→ **SET TASK**:
Pick out each line containing the string "shalt".

(Stored records)
▬▬▬▬▬▬▬▬▬▬

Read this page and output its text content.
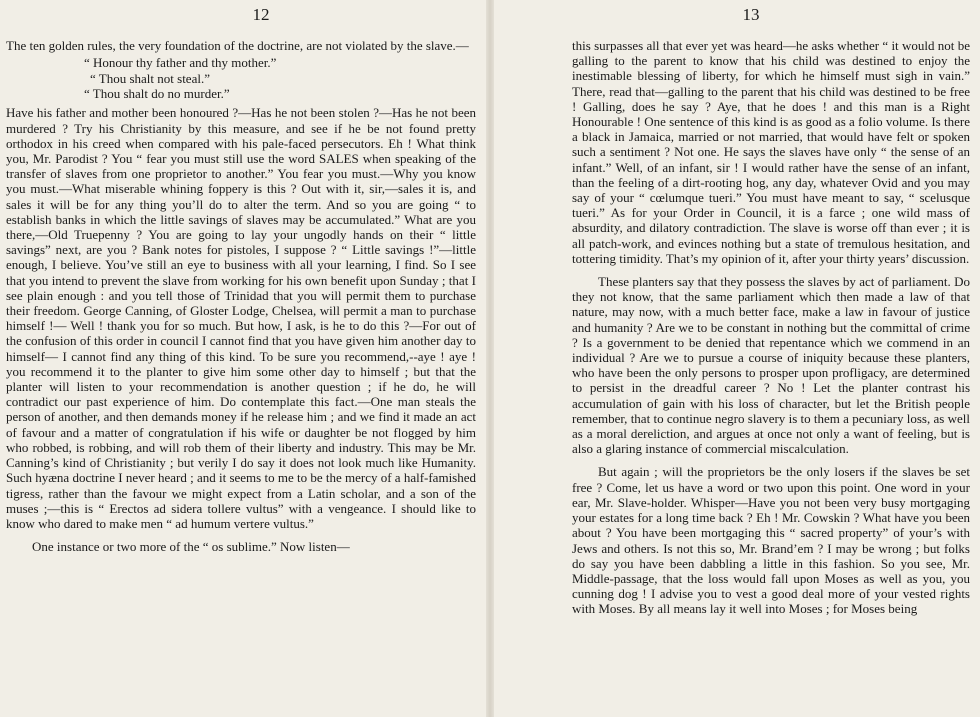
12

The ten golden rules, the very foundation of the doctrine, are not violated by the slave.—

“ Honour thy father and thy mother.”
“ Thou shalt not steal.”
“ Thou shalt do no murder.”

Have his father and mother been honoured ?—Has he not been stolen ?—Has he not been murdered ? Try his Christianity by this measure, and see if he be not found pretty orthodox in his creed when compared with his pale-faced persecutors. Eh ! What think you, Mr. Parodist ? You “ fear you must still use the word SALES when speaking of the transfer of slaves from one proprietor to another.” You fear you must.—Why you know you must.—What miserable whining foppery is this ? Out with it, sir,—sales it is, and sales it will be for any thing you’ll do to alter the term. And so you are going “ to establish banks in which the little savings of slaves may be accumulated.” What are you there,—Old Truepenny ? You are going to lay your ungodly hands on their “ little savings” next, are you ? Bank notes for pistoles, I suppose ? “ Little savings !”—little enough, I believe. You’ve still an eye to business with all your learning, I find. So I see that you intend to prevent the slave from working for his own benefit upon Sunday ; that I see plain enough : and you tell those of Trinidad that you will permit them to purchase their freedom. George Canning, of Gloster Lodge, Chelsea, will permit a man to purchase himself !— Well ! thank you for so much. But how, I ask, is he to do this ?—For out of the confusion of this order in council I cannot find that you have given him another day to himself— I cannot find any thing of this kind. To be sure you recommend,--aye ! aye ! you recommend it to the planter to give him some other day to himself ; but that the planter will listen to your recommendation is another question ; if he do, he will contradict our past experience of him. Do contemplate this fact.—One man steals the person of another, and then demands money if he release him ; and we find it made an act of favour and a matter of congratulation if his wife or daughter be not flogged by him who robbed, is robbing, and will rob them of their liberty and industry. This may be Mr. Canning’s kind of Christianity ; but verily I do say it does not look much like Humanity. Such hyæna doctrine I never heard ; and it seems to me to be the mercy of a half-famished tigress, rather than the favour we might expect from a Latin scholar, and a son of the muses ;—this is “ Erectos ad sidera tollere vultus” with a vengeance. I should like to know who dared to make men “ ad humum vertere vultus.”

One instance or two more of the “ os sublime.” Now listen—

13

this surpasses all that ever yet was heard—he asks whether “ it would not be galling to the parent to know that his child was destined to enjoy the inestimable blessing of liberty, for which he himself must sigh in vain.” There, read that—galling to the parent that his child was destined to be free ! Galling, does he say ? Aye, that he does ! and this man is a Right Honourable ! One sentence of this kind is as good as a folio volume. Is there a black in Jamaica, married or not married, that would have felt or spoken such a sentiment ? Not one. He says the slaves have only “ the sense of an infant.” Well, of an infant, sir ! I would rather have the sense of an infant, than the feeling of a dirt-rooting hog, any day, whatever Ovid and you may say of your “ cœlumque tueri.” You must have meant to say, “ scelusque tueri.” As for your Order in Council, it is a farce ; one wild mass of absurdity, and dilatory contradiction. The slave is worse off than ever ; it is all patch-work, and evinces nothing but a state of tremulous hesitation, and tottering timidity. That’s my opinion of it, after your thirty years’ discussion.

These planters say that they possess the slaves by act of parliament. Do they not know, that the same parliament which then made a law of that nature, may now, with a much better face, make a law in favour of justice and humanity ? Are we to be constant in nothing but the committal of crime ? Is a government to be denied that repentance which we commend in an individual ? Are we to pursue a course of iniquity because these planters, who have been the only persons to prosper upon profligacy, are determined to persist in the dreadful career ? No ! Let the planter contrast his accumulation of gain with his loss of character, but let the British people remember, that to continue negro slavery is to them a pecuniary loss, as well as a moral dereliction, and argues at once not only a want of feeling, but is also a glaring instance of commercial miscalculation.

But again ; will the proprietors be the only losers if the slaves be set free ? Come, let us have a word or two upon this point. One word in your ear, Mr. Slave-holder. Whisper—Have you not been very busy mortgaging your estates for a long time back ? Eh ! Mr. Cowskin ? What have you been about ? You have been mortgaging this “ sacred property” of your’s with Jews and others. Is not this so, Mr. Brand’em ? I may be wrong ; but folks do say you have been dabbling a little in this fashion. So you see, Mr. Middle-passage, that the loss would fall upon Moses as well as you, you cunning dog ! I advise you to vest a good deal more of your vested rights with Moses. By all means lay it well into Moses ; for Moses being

▬▬▬▬▬▬▬▬▬▬

→ **SOLUTION TO THIS TASK**:
“ Thou shalt not steal.”
“ Thou shalt do no murder.”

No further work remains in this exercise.